Task goal →
Copy each line of the records that contains the word "content".

(Part of a data file)
+ + + + +

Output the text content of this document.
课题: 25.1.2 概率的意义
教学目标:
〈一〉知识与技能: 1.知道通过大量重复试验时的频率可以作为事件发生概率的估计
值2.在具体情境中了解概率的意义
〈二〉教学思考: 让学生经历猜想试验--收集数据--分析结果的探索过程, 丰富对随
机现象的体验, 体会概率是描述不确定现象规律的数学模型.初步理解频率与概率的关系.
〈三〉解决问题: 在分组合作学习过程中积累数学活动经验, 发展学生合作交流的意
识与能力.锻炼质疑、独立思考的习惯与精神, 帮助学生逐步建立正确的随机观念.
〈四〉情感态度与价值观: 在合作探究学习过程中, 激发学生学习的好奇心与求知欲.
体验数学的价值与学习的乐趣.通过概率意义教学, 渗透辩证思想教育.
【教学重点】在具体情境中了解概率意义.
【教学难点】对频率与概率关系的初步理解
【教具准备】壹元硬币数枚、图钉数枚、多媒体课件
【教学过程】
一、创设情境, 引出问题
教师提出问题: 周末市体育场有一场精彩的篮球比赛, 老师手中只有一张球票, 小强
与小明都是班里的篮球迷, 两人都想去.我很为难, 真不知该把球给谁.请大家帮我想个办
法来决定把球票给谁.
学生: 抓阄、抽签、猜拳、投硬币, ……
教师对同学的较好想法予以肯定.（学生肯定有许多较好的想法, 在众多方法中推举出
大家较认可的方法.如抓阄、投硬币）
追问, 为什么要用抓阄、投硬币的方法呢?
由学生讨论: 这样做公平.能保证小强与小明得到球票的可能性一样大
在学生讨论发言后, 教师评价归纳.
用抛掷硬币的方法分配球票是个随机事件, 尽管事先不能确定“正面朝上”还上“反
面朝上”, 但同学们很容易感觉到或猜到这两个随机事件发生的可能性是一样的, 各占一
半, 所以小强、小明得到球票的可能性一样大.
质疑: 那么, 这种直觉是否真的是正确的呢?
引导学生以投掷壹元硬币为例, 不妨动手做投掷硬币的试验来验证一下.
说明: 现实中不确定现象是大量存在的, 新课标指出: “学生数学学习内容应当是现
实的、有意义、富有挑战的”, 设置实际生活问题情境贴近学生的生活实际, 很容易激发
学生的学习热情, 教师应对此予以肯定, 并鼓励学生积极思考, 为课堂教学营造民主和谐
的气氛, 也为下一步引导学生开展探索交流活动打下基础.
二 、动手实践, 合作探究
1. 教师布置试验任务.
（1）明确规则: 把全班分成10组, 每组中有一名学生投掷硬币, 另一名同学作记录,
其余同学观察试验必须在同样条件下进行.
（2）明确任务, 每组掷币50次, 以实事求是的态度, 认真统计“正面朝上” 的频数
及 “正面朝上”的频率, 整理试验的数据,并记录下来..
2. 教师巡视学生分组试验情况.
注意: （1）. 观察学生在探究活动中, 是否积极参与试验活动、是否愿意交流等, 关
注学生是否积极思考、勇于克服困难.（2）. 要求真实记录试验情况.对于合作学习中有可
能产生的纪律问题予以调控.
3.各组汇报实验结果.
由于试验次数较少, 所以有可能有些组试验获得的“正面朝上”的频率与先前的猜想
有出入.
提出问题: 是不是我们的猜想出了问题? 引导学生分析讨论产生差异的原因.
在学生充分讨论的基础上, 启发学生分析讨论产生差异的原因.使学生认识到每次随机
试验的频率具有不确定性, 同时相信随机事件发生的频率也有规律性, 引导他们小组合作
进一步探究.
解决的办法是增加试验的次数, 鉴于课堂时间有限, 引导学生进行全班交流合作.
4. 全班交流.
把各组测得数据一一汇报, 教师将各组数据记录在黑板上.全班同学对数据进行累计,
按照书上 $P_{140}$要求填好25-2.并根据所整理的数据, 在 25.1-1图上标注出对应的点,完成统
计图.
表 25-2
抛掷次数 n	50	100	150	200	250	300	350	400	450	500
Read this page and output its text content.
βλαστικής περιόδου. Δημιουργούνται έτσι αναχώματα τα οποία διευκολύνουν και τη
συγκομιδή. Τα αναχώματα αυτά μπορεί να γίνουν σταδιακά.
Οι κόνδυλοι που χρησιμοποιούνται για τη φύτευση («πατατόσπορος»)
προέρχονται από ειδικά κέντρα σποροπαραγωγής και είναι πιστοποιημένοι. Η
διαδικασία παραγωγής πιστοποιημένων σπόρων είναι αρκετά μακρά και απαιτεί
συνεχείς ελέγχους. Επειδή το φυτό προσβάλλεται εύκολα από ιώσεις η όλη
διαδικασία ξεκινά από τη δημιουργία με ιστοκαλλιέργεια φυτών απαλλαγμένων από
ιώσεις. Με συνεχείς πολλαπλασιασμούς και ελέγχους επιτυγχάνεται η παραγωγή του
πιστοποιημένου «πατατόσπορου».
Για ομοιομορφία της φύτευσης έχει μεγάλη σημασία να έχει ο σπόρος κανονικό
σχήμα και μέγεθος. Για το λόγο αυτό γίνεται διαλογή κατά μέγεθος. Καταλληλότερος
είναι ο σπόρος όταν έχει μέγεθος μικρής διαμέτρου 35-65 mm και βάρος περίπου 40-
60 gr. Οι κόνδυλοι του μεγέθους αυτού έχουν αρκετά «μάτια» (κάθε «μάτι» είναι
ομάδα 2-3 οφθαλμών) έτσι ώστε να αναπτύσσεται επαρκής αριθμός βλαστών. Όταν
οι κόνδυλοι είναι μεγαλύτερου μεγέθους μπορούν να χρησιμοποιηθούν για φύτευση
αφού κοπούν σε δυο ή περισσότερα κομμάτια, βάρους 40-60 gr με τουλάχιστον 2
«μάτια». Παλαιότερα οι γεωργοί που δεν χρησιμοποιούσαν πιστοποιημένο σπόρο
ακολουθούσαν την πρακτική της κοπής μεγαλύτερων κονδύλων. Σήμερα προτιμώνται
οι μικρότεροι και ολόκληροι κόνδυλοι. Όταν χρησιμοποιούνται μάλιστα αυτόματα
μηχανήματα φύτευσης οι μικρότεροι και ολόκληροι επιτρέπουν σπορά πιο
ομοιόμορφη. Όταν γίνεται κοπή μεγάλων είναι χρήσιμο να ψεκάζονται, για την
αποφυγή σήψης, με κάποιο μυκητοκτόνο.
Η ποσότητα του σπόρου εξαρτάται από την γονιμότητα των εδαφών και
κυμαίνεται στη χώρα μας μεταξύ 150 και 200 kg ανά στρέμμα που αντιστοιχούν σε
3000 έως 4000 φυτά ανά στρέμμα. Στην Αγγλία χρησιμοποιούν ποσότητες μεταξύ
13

+ + + + +

The completed task →
Output the text content of this document.
Read this page and output its text content.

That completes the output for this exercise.